• Material for this exercise:

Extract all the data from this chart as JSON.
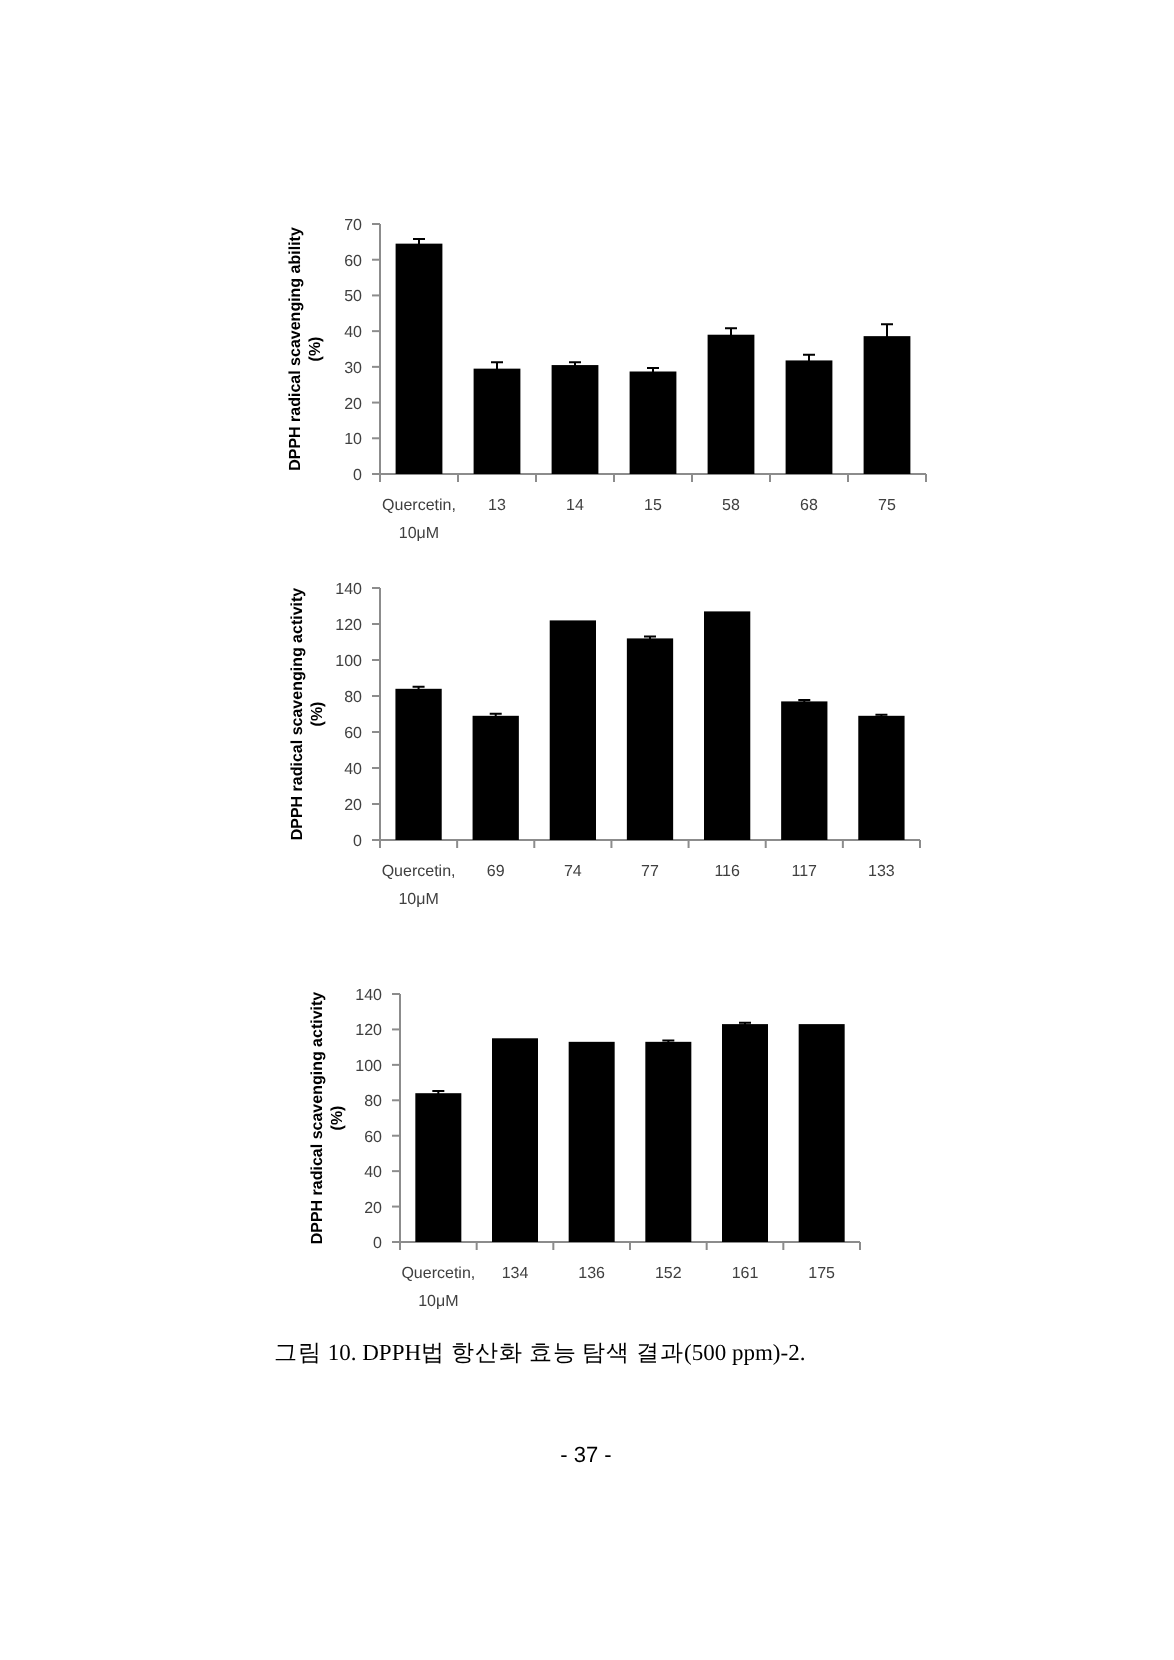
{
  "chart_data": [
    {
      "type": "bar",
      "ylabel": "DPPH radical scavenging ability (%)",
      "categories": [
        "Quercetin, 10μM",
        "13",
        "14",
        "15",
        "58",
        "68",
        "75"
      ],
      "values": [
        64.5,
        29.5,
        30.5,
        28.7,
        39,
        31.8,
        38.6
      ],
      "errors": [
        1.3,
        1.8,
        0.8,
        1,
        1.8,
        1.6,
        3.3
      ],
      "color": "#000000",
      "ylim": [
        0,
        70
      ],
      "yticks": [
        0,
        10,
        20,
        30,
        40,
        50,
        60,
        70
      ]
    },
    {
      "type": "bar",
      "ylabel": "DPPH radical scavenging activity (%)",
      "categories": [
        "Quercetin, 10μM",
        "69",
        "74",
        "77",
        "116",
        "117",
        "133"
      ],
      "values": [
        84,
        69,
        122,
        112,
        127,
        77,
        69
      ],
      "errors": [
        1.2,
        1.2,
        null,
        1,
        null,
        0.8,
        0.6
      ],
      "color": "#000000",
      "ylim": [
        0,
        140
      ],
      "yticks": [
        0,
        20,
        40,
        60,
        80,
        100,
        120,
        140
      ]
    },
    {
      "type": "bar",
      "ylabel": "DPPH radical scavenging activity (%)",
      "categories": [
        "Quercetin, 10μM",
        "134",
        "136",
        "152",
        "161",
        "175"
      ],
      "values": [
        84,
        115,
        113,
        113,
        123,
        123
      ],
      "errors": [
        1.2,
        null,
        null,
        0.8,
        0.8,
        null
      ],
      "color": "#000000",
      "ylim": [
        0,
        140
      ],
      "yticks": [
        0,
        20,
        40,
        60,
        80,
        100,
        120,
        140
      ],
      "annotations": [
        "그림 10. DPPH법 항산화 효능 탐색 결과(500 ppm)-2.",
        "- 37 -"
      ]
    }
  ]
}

• To be done:
The records above should be reproduced exactly, with no pictures included.

• Written solution:
Extract all the data from this chart as JSON.
{
  "chart_data": [
    {
      "type": "bar",
      "ylabel": "DPPH radical scavenging ability (%)",
      "categories": [
        "Quercetin, 10μM",
        "13",
        "14",
        "15",
        "58",
        "68",
        "75"
      ],
      "values": [
        64.5,
        29.5,
        30.5,
        28.7,
        39,
        31.8,
        38.6
      ],
      "errors": [
        1.3,
        1.8,
        0.8,
        1,
        1.8,
        1.6,
        3.3
      ],
      "color": "#000000",
      "ylim": [
        0,
        70
      ],
      "yticks": [
        0,
        10,
        20,
        30,
        40,
        50,
        60,
        70
      ]
    },
    {
      "type": "bar",
      "ylabel": "DPPH radical scavenging activity (%)",
      "categories": [
        "Quercetin, 10μM",
        "69",
        "74",
        "77",
        "116",
        "117",
        "133"
      ],
      "values": [
        84,
        69,
        122,
        112,
        127,
        77,
        69
      ],
      "errors": [
        1.2,
        1.2,
        null,
        1,
        null,
        0.8,
        0.6
      ],
      "color": "#000000",
      "ylim": [
        0,
        140
      ],
      "yticks": [
        0,
        20,
        40,
        60,
        80,
        100,
        120,
        140
      ]
    },
    {
      "type": "bar",
      "ylabel": "DPPH radical scavenging activity (%)",
      "categories": [
        "Quercetin, 10μM",
        "134",
        "136",
        "152",
        "161",
        "175"
      ],
      "values": [
        84,
        115,
        113,
        113,
        123,
        123
      ],
      "errors": [
        1.2,
        null,
        null,
        0.8,
        0.8,
        null
      ],
      "color": "#000000",
      "ylim": [
        0,
        140
      ],
      "yticks": [
        0,
        20,
        40,
        60,
        80,
        100,
        120,
        140
      ],
      "annotations": [
        "그림 10. DPPH법 항산화 효능 탐색 결과(500 ppm)-2.",
        "- 37 -"
      ]
    }
  ]
}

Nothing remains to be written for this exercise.